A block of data
+ + + + +
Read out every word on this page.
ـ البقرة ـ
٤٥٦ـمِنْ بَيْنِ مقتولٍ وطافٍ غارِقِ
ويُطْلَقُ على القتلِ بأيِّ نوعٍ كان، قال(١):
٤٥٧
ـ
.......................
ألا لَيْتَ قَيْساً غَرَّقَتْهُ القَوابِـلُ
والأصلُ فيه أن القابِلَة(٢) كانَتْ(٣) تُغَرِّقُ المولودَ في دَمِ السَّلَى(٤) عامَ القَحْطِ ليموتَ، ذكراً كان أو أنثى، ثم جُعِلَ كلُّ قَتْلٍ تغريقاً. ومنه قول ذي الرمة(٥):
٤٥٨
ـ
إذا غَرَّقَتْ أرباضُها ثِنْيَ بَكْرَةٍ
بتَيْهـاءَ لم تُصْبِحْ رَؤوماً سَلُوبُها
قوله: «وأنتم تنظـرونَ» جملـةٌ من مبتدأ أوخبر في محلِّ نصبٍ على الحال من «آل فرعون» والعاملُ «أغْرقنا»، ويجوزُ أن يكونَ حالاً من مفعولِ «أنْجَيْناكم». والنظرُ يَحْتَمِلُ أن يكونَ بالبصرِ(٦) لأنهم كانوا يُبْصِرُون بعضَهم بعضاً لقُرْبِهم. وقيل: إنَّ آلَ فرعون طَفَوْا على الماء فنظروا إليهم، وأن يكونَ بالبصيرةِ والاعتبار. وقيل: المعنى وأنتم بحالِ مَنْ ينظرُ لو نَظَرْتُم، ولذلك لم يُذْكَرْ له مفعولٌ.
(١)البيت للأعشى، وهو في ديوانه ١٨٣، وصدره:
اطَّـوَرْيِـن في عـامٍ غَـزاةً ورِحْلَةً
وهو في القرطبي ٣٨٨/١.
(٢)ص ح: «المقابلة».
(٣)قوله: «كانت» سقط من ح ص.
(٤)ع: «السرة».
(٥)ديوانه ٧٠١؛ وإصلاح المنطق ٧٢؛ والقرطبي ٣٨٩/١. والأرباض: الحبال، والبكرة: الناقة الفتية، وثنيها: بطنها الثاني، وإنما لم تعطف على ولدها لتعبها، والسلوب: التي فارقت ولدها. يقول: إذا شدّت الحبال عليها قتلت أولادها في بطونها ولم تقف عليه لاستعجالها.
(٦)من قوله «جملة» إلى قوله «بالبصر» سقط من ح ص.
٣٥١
+ + + + +
# [Given task]
Copy every record exactly, with nothing added or dropped.

# [The completed task]
Read out every word on this page.
ـ البقرة ـ
٤٥٦ـمِنْ بَيْنِ مقتولٍ وطافٍ غارِقِ
ويُطْلَقُ على القتلِ بأيِّ نوعٍ كان، قال(١):
٤٥٧
ـ
.......................
ألا لَيْتَ قَيْساً غَرَّقَتْهُ القَوابِـلُ
والأصلُ فيه أن القابِلَة(٢) كانَتْ(٣) تُغَرِّقُ المولودَ في دَمِ السَّلَى(٤) عامَ القَحْطِ ليموتَ، ذكراً كان أو أنثى، ثم جُعِلَ كلُّ قَتْلٍ تغريقاً. ومنه قول ذي الرمة(٥):
٤٥٨
ـ
إذا غَرَّقَتْ أرباضُها ثِنْيَ بَكْرَةٍ
بتَيْهـاءَ لم تُصْبِحْ رَؤوماً سَلُوبُها
قوله: «وأنتم تنظـرونَ» جملـةٌ من مبتدأ أوخبر في محلِّ نصبٍ على الحال من «آل فرعون» والعاملُ «أغْرقنا»، ويجوزُ أن يكونَ حالاً من مفعولِ «أنْجَيْناكم». والنظرُ يَحْتَمِلُ أن يكونَ بالبصرِ(٦) لأنهم كانوا يُبْصِرُون بعضَهم بعضاً لقُرْبِهم. وقيل: إنَّ آلَ فرعون طَفَوْا على الماء فنظروا إليهم، وأن يكونَ بالبصيرةِ والاعتبار. وقيل: المعنى وأنتم بحالِ مَنْ ينظرُ لو نَظَرْتُم، ولذلك لم يُذْكَرْ له مفعولٌ.
(١)البيت للأعشى، وهو في ديوانه ١٨٣، وصدره:
اطَّـوَرْيِـن في عـامٍ غَـزاةً ورِحْلَةً
وهو في القرطبي ٣٨٨/١.
(٢)ص ح: «المقابلة».
(٣)قوله: «كانت» سقط من ح ص.
(٤)ع: «السرة».
(٥)ديوانه ٧٠١؛ وإصلاح المنطق ٧٢؛ والقرطبي ٣٨٩/١. والأرباض: الحبال، والبكرة: الناقة الفتية، وثنيها: بطنها الثاني، وإنما لم تعطف على ولدها لتعبها، والسلوب: التي فارقت ولدها. يقول: إذا شدّت الحبال عليها قتلت أولادها في بطونها ولم تقف عليه لاستعجالها.
(٦)من قوله «جملة» إلى قوله «بالبصر» سقط من ح ص.
٣٥١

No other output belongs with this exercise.